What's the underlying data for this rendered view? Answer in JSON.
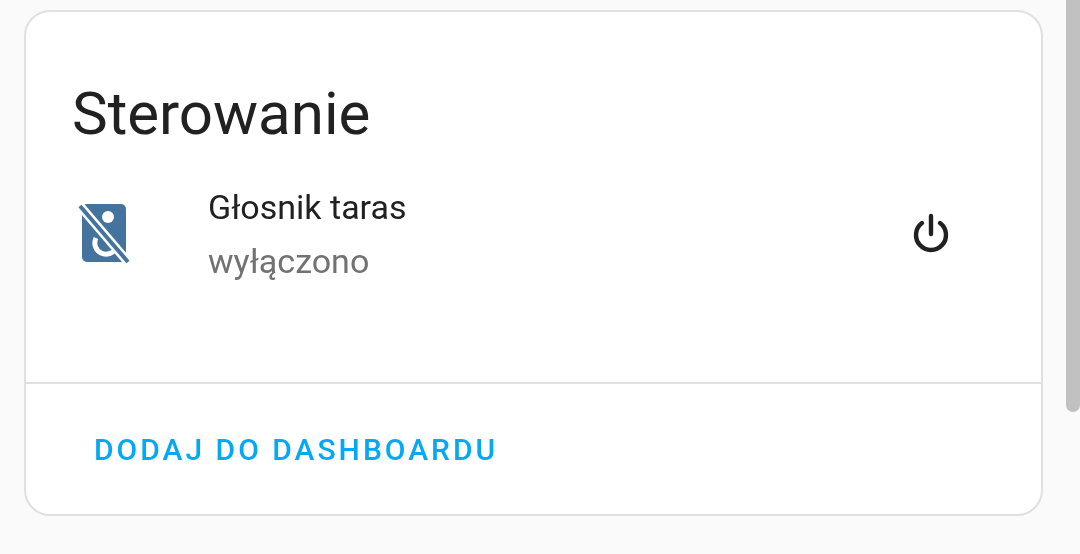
{
  "card": {
    "title": "Sterowanie",
    "entities": [
      {
        "name": "Głosnik taras",
        "state": "wyłączono",
        "on": false
      }
    ],
    "action": "DODAJ DO DASHBOARDU"
  }
}
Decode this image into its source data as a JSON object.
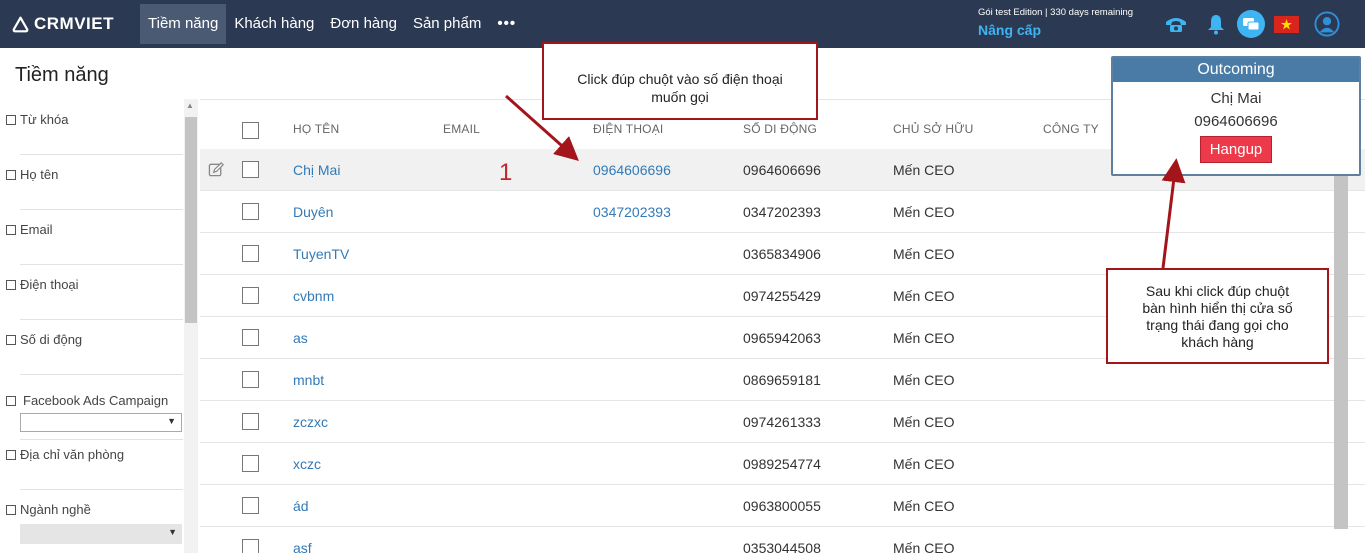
{
  "app": {
    "logo_text": "CRMVIET"
  },
  "nav": {
    "items": [
      "Tiềm năng",
      "Khách hàng",
      "Đơn hàng",
      "Sản phẩm"
    ],
    "more_label": "•••"
  },
  "account": {
    "edition": "Gói test Edition | 330 days remaining",
    "upgrade": "Nâng cấp"
  },
  "top_icons": [
    "phone-icon",
    "bell-icon",
    "chat-icon",
    "vietnam-flag-icon",
    "user-avatar-icon"
  ],
  "page": {
    "title": "Tiềm năng"
  },
  "filters": {
    "items": [
      "Từ khóa",
      "Họ tên",
      "Email",
      "Điện thoại",
      "Số di động",
      "Facebook Ads Campaign",
      "Địa chỉ văn phòng",
      "Ngành nghề"
    ]
  },
  "table": {
    "headers": [
      "HỌ TÊN",
      "EMAIL",
      "ĐIỆN THOẠI",
      "SỐ DI ĐỘNG",
      "CHỦ SỞ HỮU",
      "CÔNG TY"
    ],
    "rows": [
      {
        "name": "Chị Mai",
        "phone": "0964606696",
        "mobile": "0964606696",
        "owner": "Mến CEO"
      },
      {
        "name": "Duyên",
        "phone": "0347202393",
        "mobile": "0347202393",
        "owner": "Mến CEO"
      },
      {
        "name": "TuyenTV",
        "phone": "",
        "mobile": "0365834906",
        "owner": "Mến CEO"
      },
      {
        "name": "cvbnm",
        "phone": "",
        "mobile": "0974255429",
        "owner": "Mến CEO"
      },
      {
        "name": "as",
        "phone": "",
        "mobile": "0965942063",
        "owner": "Mến CEO"
      },
      {
        "name": "mnbt",
        "phone": "",
        "mobile": "0869659181",
        "owner": "Mến CEO"
      },
      {
        "name": "zczxc",
        "phone": "",
        "mobile": "0974261333",
        "owner": "Mến CEO"
      },
      {
        "name": "xczc",
        "phone": "",
        "mobile": "0989254774",
        "owner": "Mến CEO"
      },
      {
        "name": "ád",
        "phone": "",
        "mobile": "0963800055",
        "owner": "Mến CEO"
      },
      {
        "name": "asf",
        "phone": "",
        "mobile": "0353044508",
        "owner": "Mến CEO"
      }
    ]
  },
  "annotations": {
    "step_number": "1",
    "callout_top_line1": "Click đúp chuột vào số điện thoại",
    "callout_top_line2": "muốn gọi",
    "callout_right_line1": "Sau khi click đúp chuột",
    "callout_right_line2": "bàn hình hiển thị cửa số",
    "callout_right_line3": "trạng thái đang gọi cho",
    "callout_right_line4": "khách hàng"
  },
  "popup": {
    "title": "Outcoming",
    "name": "Chị Mai",
    "phone": "0964606696",
    "hangup_label": "Hangup"
  },
  "colors": {
    "topbar": "#2b3a52",
    "link": "#337ab7",
    "upgrade": "#3fb4f3",
    "annotation": "#a4141b",
    "hangup": "#ec3a4a",
    "popup_header": "#4a7ba6"
  }
}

Stated task
Your task is to transcribe all of the records precisely, with no images included.

Reply to the exercise
What's the underlying data for this rendered view? Answer in JSON.
{
  "card": {
    "title": "Sterowanie",
    "entities": [
      {
        "name": "Głosnik taras",
        "state": "wyłączono",
        "on": false
      }
    ],
    "action": "DODAJ DO DASHBOARDU"
  }
}
Decode this image into its source data as a JSON object.
{
  "app": {
    "logo_text": "CRMVIET"
  },
  "nav": {
    "items": [
      "Tiềm năng",
      "Khách hàng",
      "Đơn hàng",
      "Sản phẩm"
    ],
    "more_label": "•••"
  },
  "account": {
    "edition": "Gói test Edition | 330 days remaining",
    "upgrade": "Nâng cấp"
  },
  "top_icons": [
    "phone-icon",
    "bell-icon",
    "chat-icon",
    "vietnam-flag-icon",
    "user-avatar-icon"
  ],
  "page": {
    "title": "Tiềm năng"
  },
  "filters": {
    "items": [
      "Từ khóa",
      "Họ tên",
      "Email",
      "Điện thoại",
      "Số di động",
      "Facebook Ads Campaign",
      "Địa chỉ văn phòng",
      "Ngành nghề"
    ]
  },
  "table": {
    "headers": [
      "HỌ TÊN",
      "EMAIL",
      "ĐIỆN THOẠI",
      "SỐ DI ĐỘNG",
      "CHỦ SỞ HỮU",
      "CÔNG TY"
    ],
    "rows": [
      {
        "name": "Chị Mai",
        "phone": "0964606696",
        "mobile": "0964606696",
        "owner": "Mến CEO"
      },
      {
        "name": "Duyên",
        "phone": "0347202393",
        "mobile": "0347202393",
        "owner": "Mến CEO"
      },
      {
        "name": "TuyenTV",
        "phone": "",
        "mobile": "0365834906",
        "owner": "Mến CEO"
      },
      {
        "name": "cvbnm",
        "phone": "",
        "mobile": "0974255429",
        "owner": "Mến CEO"
      },
      {
        "name": "as",
        "phone": "",
        "mobile": "0965942063",
        "owner": "Mến CEO"
      },
      {
        "name": "mnbt",
        "phone": "",
        "mobile": "0869659181",
        "owner": "Mến CEO"
      },
      {
        "name": "zczxc",
        "phone": "",
        "mobile": "0974261333",
        "owner": "Mến CEO"
      },
      {
        "name": "xczc",
        "phone": "",
        "mobile": "0989254774",
        "owner": "Mến CEO"
      },
      {
        "name": "ád",
        "phone": "",
        "mobile": "0963800055",
        "owner": "Mến CEO"
      },
      {
        "name": "asf",
        "phone": "",
        "mobile": "0353044508",
        "owner": "Mến CEO"
      }
    ]
  },
  "annotations": {
    "step_number": "1",
    "callout_top_line1": "Click đúp chuột vào số điện thoại",
    "callout_top_line2": "muốn gọi",
    "callout_right_line1": "Sau khi click đúp chuột",
    "callout_right_line2": "bàn hình hiển thị cửa số",
    "callout_right_line3": "trạng thái đang gọi cho",
    "callout_right_line4": "khách hàng"
  },
  "popup": {
    "title": "Outcoming",
    "name": "Chị Mai",
    "phone": "0964606696",
    "hangup_label": "Hangup"
  },
  "colors": {
    "topbar": "#2b3a52",
    "link": "#337ab7",
    "upgrade": "#3fb4f3",
    "annotation": "#a4141b",
    "hangup": "#ec3a4a",
    "popup_header": "#4a7ba6"
  }
}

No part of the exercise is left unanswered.